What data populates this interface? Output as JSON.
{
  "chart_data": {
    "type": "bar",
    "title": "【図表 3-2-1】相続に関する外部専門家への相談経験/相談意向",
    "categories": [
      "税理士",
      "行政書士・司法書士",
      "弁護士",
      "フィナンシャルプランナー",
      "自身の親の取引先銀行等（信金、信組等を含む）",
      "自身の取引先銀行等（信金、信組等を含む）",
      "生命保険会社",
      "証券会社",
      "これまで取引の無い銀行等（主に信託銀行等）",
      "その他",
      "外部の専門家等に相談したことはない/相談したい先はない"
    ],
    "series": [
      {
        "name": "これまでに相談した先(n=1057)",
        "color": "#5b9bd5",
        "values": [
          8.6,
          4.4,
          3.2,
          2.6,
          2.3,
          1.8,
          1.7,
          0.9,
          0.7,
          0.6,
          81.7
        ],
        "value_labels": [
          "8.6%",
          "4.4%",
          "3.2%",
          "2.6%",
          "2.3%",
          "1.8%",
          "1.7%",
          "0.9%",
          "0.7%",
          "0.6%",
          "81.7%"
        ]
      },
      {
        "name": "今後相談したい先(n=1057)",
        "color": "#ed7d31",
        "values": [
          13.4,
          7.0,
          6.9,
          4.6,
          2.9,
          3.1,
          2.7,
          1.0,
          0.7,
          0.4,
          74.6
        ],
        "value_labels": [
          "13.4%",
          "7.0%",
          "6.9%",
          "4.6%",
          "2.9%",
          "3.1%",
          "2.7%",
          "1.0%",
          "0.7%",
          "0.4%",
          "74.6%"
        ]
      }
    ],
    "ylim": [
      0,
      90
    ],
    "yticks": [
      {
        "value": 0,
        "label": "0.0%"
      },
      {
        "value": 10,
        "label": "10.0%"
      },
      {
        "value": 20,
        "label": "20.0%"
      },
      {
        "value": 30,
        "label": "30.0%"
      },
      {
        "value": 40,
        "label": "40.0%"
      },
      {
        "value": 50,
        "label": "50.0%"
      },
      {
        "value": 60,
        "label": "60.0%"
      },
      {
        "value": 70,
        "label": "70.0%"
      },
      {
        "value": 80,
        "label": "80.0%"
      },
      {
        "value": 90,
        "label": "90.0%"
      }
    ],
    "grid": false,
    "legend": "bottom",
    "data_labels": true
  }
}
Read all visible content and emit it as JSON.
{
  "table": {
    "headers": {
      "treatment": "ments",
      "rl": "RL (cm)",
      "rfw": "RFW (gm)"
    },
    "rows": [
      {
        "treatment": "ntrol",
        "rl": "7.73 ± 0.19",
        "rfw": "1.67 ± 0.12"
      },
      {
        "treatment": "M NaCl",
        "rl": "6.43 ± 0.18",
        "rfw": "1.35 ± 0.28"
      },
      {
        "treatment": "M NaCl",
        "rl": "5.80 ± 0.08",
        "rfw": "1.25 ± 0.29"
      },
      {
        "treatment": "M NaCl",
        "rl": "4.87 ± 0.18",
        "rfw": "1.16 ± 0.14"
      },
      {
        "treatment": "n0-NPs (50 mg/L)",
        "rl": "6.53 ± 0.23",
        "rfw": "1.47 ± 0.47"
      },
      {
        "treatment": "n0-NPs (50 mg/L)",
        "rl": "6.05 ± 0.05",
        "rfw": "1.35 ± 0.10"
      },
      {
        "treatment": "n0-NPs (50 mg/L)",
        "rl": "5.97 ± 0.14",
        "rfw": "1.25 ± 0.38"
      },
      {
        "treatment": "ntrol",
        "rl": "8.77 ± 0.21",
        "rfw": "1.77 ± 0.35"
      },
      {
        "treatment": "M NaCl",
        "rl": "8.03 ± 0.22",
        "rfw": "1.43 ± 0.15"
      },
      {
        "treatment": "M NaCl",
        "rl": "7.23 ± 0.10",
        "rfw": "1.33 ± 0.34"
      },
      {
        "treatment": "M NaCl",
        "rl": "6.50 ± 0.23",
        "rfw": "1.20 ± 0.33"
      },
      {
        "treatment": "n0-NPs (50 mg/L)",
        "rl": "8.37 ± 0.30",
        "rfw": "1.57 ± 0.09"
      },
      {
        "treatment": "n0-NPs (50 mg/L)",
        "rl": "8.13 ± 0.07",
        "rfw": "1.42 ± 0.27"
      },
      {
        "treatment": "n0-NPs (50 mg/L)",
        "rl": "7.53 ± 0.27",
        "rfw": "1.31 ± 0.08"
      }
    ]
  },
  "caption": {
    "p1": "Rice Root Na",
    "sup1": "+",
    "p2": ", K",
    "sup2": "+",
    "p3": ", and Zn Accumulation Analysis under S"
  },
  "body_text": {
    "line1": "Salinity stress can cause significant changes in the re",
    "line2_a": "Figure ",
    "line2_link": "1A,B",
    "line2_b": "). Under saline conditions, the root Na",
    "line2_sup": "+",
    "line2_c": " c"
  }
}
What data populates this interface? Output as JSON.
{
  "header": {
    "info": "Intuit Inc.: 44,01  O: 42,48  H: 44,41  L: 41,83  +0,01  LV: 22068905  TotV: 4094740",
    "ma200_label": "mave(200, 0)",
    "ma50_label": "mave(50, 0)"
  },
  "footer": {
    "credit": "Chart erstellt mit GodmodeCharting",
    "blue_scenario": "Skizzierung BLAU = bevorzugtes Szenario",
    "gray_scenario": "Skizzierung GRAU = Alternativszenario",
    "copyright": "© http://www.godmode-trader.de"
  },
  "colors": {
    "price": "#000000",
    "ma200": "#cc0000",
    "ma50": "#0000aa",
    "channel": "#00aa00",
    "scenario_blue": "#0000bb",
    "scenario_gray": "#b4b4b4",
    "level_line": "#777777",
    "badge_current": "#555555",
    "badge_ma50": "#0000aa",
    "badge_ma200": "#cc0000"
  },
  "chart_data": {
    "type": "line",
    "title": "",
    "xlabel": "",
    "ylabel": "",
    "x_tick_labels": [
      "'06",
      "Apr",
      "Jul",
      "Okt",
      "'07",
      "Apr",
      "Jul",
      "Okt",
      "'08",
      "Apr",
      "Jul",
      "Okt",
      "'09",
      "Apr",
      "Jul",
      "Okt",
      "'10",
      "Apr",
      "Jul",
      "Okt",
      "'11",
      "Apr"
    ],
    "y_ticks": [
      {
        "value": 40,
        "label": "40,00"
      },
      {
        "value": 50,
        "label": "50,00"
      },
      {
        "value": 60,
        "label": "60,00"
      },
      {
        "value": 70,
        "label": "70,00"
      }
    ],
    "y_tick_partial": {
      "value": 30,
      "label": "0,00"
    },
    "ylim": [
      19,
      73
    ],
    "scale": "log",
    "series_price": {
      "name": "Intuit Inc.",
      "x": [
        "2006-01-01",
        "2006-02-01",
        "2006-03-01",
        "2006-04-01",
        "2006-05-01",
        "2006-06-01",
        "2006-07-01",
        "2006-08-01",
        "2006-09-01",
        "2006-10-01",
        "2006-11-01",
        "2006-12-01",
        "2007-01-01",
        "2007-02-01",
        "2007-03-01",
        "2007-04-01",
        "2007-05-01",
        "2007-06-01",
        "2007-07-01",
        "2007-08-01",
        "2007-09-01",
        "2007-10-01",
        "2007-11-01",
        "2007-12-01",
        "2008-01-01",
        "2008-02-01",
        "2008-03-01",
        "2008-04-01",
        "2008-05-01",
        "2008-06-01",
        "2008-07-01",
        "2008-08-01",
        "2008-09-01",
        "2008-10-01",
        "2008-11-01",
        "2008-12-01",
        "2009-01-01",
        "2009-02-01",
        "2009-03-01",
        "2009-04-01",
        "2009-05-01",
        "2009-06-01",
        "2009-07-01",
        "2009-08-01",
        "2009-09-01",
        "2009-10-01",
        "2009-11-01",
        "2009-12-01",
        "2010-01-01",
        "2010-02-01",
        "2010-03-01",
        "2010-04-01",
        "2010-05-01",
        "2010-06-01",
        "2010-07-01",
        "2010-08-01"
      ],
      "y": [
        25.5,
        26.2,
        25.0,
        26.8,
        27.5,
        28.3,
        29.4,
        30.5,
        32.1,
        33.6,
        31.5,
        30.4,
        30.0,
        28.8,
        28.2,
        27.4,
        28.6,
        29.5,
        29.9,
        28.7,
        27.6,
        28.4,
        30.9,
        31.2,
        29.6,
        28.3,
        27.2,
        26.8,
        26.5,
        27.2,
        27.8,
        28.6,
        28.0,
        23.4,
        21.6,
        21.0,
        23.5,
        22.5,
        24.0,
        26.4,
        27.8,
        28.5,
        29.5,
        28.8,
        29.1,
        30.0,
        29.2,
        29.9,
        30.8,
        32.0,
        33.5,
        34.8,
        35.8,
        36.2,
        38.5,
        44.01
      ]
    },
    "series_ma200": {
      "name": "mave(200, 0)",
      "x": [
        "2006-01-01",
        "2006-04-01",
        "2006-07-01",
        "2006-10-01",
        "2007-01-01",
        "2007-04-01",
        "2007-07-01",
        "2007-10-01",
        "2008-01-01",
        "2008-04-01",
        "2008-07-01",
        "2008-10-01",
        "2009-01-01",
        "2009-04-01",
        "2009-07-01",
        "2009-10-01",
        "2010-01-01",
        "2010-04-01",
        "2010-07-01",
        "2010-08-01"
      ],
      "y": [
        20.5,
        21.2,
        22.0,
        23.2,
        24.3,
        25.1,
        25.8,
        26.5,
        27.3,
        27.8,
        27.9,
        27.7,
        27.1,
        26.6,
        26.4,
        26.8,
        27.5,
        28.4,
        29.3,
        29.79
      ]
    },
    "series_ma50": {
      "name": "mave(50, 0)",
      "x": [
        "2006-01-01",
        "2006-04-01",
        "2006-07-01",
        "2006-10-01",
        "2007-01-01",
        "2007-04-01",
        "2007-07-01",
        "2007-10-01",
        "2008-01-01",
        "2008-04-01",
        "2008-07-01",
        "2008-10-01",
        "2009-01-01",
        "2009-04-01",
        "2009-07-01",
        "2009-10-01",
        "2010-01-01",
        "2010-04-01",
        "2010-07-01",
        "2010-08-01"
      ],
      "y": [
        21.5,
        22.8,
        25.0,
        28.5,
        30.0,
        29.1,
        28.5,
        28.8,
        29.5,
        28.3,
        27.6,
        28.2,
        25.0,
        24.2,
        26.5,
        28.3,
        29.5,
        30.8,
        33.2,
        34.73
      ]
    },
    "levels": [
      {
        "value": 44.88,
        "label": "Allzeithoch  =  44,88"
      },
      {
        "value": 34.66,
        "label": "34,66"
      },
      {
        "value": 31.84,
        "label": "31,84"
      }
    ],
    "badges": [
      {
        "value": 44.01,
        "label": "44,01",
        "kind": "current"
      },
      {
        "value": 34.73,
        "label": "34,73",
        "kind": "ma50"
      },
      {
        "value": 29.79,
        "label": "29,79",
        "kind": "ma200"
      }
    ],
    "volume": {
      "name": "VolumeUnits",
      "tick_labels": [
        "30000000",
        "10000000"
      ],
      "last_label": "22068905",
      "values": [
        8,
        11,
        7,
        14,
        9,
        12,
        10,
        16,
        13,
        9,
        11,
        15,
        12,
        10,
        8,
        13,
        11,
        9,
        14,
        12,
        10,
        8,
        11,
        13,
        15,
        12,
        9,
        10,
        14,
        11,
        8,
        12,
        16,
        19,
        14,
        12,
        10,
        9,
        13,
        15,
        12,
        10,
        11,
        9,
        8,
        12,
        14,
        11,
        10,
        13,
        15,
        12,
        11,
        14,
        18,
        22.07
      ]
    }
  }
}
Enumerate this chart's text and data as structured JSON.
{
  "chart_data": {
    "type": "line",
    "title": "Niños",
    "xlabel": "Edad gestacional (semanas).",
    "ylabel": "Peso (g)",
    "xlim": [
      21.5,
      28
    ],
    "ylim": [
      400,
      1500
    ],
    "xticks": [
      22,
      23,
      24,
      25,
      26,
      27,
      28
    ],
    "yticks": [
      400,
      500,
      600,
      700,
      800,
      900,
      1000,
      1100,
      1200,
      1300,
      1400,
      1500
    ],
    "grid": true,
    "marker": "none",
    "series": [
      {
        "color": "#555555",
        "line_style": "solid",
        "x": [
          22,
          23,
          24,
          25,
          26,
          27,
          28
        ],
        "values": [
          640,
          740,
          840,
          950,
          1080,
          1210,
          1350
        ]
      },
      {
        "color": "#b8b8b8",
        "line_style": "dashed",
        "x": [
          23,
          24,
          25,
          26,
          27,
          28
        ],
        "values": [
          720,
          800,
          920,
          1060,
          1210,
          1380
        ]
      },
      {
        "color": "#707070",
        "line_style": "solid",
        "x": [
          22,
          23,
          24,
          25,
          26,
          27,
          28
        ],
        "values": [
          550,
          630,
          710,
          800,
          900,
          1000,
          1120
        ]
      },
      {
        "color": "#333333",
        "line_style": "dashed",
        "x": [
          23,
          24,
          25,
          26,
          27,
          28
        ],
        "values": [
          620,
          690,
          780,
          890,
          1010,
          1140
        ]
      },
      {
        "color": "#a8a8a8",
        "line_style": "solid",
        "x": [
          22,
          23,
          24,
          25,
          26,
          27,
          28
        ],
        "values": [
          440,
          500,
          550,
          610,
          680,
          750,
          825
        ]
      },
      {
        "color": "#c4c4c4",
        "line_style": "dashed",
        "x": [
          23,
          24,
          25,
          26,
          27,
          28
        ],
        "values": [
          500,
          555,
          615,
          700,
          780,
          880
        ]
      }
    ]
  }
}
+ + + + + + +
§ **SET PROBLEM**:
State the number of lines in these entries that include the string "name". Provide nothing beyond that number.

§ **FINAL RESULT**:
6